» Data provided
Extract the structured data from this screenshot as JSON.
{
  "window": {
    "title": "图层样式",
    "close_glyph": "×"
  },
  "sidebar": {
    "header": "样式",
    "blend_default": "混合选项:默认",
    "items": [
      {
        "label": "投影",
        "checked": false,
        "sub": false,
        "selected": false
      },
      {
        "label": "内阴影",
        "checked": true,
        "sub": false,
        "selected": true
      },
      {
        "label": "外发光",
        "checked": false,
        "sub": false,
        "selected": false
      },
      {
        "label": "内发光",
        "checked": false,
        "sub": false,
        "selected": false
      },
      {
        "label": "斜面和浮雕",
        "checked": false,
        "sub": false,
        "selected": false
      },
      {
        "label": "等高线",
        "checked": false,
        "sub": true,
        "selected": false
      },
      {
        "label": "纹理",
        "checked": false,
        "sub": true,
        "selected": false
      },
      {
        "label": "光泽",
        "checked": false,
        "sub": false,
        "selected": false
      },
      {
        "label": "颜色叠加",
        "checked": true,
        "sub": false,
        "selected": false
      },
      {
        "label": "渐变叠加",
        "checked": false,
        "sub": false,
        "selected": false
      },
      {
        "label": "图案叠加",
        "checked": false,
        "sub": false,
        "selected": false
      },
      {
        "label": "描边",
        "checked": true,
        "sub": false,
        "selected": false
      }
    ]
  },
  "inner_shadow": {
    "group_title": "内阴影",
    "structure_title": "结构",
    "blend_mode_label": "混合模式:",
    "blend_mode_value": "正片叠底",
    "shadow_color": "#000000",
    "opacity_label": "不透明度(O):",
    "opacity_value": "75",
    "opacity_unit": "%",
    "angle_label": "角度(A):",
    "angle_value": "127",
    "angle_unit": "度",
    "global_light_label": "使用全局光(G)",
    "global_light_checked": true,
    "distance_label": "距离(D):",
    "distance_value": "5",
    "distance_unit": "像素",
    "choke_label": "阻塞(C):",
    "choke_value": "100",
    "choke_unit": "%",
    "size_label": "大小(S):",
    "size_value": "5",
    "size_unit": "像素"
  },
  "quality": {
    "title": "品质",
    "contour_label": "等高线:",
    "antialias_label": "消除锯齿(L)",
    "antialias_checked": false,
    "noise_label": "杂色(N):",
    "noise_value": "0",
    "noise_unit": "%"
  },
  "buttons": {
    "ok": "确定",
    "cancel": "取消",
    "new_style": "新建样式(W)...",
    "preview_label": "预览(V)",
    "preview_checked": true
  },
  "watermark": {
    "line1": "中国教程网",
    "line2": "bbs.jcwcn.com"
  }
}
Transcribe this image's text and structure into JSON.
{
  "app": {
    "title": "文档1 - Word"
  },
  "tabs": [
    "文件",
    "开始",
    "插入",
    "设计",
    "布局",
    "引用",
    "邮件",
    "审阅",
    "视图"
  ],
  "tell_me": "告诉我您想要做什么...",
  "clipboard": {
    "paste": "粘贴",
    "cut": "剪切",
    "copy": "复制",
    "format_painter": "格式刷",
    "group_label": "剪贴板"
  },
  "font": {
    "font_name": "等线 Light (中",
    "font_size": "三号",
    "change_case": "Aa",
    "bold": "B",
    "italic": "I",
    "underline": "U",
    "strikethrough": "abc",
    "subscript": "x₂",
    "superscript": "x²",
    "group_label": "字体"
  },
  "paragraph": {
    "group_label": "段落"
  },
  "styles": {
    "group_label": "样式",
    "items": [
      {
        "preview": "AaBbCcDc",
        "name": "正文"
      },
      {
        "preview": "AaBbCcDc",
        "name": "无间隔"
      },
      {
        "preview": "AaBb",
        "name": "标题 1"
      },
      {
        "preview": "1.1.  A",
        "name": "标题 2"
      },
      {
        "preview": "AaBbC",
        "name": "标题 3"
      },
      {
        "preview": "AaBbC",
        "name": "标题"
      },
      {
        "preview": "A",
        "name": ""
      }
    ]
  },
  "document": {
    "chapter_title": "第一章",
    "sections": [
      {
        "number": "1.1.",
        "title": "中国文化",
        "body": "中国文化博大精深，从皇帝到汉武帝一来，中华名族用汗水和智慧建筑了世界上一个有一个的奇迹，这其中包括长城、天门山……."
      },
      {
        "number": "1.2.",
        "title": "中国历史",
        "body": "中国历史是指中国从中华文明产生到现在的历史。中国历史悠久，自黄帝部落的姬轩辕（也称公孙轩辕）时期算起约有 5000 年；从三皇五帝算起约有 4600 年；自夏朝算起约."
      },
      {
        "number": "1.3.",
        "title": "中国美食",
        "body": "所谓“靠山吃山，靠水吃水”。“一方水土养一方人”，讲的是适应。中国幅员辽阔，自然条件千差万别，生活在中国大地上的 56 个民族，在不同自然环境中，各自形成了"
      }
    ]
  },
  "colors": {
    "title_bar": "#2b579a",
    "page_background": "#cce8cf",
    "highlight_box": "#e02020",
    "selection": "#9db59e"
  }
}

» Directions
Write each line above out exactly.

» Solved exercise
Extract the structured data from this screenshot as JSON.
{
  "window": {
    "title": "图层样式",
    "close_glyph": "×"
  },
  "sidebar": {
    "header": "样式",
    "blend_default": "混合选项:默认",
    "items": [
      {
        "label": "投影",
        "checked": false,
        "sub": false,
        "selected": false
      },
      {
        "label": "内阴影",
        "checked": true,
        "sub": false,
        "selected": true
      },
      {
        "label": "外发光",
        "checked": false,
        "sub": false,
        "selected": false
      },
      {
        "label": "内发光",
        "checked": false,
        "sub": false,
        "selected": false
      },
      {
        "label": "斜面和浮雕",
        "checked": false,
        "sub": false,
        "selected": false
      },
      {
        "label": "等高线",
        "checked": false,
        "sub": true,
        "selected": false
      },
      {
        "label": "纹理",
        "checked": false,
        "sub": true,
        "selected": false
      },
      {
        "label": "光泽",
        "checked": false,
        "sub": false,
        "selected": false
      },
      {
        "label": "颜色叠加",
        "checked": true,
        "sub": false,
        "selected": false
      },
      {
        "label": "渐变叠加",
        "checked": false,
        "sub": false,
        "selected": false
      },
      {
        "label": "图案叠加",
        "checked": false,
        "sub": false,
        "selected": false
      },
      {
        "label": "描边",
        "checked": true,
        "sub": false,
        "selected": false
      }
    ]
  },
  "inner_shadow": {
    "group_title": "内阴影",
    "structure_title": "结构",
    "blend_mode_label": "混合模式:",
    "blend_mode_value": "正片叠底",
    "shadow_color": "#000000",
    "opacity_label": "不透明度(O):",
    "opacity_value": "75",
    "opacity_unit": "%",
    "angle_label": "角度(A):",
    "angle_value": "127",
    "angle_unit": "度",
    "global_light_label": "使用全局光(G)",
    "global_light_checked": true,
    "distance_label": "距离(D):",
    "distance_value": "5",
    "distance_unit": "像素",
    "choke_label": "阻塞(C):",
    "choke_value": "100",
    "choke_unit": "%",
    "size_label": "大小(S):",
    "size_value": "5",
    "size_unit": "像素"
  },
  "quality": {
    "title": "品质",
    "contour_label": "等高线:",
    "antialias_label": "消除锯齿(L)",
    "antialias_checked": false,
    "noise_label": "杂色(N):",
    "noise_value": "0",
    "noise_unit": "%"
  },
  "buttons": {
    "ok": "确定",
    "cancel": "取消",
    "new_style": "新建样式(W)...",
    "preview_label": "预览(V)",
    "preview_checked": true
  },
  "watermark": {
    "line1": "中国教程网",
    "line2": "bbs.jcwcn.com"
  }
}
Transcribe this image's text and structure into JSON.
{
  "app": {
    "title": "文档1 - Word"
  },
  "tabs": [
    "文件",
    "开始",
    "插入",
    "设计",
    "布局",
    "引用",
    "邮件",
    "审阅",
    "视图"
  ],
  "tell_me": "告诉我您想要做什么...",
  "clipboard": {
    "paste": "粘贴",
    "cut": "剪切",
    "copy": "复制",
    "format_painter": "格式刷",
    "group_label": "剪贴板"
  },
  "font": {
    "font_name": "等线 Light (中",
    "font_size": "三号",
    "change_case": "Aa",
    "bold": "B",
    "italic": "I",
    "underline": "U",
    "strikethrough": "abc",
    "subscript": "x₂",
    "superscript": "x²",
    "group_label": "字体"
  },
  "paragraph": {
    "group_label": "段落"
  },
  "styles": {
    "group_label": "样式",
    "items": [
      {
        "preview": "AaBbCcDc",
        "name": "正文"
      },
      {
        "preview": "AaBbCcDc",
        "name": "无间隔"
      },
      {
        "preview": "AaBb",
        "name": "标题 1"
      },
      {
        "preview": "1.1.  A",
        "name": "标题 2"
      },
      {
        "preview": "AaBbC",
        "name": "标题 3"
      },
      {
        "preview": "AaBbC",
        "name": "标题"
      },
      {
        "preview": "A",
        "name": ""
      }
    ]
  },
  "document": {
    "chapter_title": "第一章",
    "sections": [
      {
        "number": "1.1.",
        "title": "中国文化",
        "body": "中国文化博大精深，从皇帝到汉武帝一来，中华名族用汗水和智慧建筑了世界上一个有一个的奇迹，这其中包括长城、天门山……."
      },
      {
        "number": "1.2.",
        "title": "中国历史",
        "body": "中国历史是指中国从中华文明产生到现在的历史。中国历史悠久，自黄帝部落的姬轩辕（也称公孙轩辕）时期算起约有 5000 年；从三皇五帝算起约有 4600 年；自夏朝算起约."
      },
      {
        "number": "1.3.",
        "title": "中国美食",
        "body": "所谓“靠山吃山，靠水吃水”。“一方水土养一方人”，讲的是适应。中国幅员辽阔，自然条件千差万别，生活在中国大地上的 56 个民族，在不同自然环境中，各自形成了"
      }
    ]
  },
  "colors": {
    "title_bar": "#2b579a",
    "page_background": "#cce8cf",
    "highlight_box": "#e02020",
    "selection": "#9db59e"
  }
}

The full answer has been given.